_What to do_
Comb the records below for the string "padlock" and copy each line where it turns up.

Data entries
|---|

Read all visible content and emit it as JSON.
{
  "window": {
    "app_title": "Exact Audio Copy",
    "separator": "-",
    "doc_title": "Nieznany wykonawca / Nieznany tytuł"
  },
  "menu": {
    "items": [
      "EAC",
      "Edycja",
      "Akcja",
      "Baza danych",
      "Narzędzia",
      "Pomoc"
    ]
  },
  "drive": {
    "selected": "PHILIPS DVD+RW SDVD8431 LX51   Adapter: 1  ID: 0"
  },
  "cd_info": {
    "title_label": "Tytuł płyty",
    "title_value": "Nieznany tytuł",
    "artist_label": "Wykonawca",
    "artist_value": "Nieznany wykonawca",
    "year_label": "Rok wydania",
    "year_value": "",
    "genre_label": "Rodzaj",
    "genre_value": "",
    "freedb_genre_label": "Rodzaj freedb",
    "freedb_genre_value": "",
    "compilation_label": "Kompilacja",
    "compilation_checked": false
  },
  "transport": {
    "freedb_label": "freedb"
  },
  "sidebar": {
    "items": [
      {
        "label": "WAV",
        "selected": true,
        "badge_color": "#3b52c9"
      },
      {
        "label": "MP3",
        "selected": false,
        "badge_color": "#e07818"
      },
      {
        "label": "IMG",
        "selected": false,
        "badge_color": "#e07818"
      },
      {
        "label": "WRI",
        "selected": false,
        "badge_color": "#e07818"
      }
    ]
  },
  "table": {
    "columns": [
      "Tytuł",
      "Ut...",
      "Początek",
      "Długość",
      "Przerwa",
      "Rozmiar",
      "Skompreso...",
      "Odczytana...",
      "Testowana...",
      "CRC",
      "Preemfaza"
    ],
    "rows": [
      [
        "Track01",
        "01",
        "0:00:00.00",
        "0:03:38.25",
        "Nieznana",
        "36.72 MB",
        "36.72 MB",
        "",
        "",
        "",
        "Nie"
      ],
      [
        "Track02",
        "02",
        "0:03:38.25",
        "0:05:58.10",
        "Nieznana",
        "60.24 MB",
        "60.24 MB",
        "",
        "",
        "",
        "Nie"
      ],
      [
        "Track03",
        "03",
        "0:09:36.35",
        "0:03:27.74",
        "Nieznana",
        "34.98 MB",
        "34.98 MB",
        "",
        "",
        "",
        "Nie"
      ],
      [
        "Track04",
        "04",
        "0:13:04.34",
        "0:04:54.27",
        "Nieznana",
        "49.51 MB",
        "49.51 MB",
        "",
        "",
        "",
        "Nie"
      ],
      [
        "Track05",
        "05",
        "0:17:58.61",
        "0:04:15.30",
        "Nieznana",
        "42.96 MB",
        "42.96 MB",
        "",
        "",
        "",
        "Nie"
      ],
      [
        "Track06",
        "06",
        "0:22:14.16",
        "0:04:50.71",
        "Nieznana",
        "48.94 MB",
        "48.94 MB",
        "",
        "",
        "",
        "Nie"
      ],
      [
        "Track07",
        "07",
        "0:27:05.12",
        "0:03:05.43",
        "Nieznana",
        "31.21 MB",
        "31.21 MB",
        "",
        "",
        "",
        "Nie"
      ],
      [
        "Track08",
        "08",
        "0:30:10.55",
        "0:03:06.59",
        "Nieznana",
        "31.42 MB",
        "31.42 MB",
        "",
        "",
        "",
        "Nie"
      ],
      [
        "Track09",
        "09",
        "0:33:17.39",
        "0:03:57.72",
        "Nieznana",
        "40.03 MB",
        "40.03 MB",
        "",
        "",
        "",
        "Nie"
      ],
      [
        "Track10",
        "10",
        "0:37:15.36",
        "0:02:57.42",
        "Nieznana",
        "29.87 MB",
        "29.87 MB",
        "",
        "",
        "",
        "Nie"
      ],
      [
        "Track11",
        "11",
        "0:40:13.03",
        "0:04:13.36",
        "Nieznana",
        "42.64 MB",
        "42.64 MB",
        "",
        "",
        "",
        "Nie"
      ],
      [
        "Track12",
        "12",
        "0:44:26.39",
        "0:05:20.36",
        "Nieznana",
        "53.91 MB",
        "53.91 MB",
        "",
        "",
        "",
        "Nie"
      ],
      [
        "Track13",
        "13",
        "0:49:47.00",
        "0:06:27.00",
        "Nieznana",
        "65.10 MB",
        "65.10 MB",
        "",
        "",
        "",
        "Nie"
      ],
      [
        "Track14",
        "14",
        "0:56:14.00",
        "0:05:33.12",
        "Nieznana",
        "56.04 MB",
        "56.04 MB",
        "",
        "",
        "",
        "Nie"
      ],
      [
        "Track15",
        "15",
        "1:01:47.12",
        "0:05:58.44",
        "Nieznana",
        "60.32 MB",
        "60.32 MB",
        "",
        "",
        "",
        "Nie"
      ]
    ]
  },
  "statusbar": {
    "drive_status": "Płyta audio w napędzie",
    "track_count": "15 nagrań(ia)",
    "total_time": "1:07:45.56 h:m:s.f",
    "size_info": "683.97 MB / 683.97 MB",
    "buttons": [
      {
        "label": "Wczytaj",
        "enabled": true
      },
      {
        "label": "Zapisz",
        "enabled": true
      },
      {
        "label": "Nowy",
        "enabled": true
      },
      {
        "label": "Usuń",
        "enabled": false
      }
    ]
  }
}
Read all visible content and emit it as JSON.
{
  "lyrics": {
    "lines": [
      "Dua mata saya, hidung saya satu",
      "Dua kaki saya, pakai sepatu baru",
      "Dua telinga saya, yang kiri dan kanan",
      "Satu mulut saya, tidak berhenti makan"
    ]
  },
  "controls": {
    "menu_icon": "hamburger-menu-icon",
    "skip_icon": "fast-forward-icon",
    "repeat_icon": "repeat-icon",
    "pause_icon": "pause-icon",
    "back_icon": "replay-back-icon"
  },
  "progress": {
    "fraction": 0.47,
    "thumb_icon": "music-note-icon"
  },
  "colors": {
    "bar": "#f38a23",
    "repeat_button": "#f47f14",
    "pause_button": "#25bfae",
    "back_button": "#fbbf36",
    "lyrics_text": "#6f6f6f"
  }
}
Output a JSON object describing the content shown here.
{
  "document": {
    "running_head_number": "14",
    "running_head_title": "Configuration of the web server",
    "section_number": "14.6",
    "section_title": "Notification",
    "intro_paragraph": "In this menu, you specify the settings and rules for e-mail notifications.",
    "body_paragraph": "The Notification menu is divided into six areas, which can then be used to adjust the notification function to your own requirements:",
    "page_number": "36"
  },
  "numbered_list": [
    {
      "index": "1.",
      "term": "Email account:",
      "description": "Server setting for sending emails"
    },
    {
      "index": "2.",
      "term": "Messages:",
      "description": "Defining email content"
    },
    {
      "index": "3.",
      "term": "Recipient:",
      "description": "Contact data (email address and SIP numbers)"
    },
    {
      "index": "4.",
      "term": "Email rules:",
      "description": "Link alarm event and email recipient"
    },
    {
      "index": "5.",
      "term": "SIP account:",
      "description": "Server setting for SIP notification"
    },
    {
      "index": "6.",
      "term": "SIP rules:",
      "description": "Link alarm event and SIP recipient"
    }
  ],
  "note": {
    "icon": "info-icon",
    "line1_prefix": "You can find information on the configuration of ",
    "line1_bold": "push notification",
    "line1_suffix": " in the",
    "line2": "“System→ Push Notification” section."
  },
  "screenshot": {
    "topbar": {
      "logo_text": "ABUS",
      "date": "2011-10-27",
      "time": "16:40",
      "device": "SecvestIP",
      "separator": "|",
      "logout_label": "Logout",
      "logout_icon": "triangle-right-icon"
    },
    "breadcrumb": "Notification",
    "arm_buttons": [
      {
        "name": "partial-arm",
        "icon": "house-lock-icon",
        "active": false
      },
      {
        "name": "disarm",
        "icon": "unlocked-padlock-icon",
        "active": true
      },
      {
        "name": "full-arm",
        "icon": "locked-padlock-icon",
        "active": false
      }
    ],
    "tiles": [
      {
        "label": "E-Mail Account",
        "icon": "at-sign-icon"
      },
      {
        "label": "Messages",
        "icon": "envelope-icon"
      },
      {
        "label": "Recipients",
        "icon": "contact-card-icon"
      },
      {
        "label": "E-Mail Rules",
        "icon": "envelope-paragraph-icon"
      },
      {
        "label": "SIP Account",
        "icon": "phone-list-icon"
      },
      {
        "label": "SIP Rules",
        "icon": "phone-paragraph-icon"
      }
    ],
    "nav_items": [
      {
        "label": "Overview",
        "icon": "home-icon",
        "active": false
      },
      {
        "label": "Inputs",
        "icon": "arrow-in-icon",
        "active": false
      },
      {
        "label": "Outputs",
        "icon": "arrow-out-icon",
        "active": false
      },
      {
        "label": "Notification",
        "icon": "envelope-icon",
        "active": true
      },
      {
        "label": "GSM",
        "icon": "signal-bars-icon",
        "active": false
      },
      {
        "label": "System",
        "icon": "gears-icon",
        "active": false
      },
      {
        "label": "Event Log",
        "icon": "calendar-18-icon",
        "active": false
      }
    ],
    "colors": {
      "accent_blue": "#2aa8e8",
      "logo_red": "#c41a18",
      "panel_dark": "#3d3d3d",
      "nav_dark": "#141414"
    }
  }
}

|---|

_Solution for this exercise_
        "icon": "unlocked-padlock-icon",
        "icon": "locked-padlock-icon",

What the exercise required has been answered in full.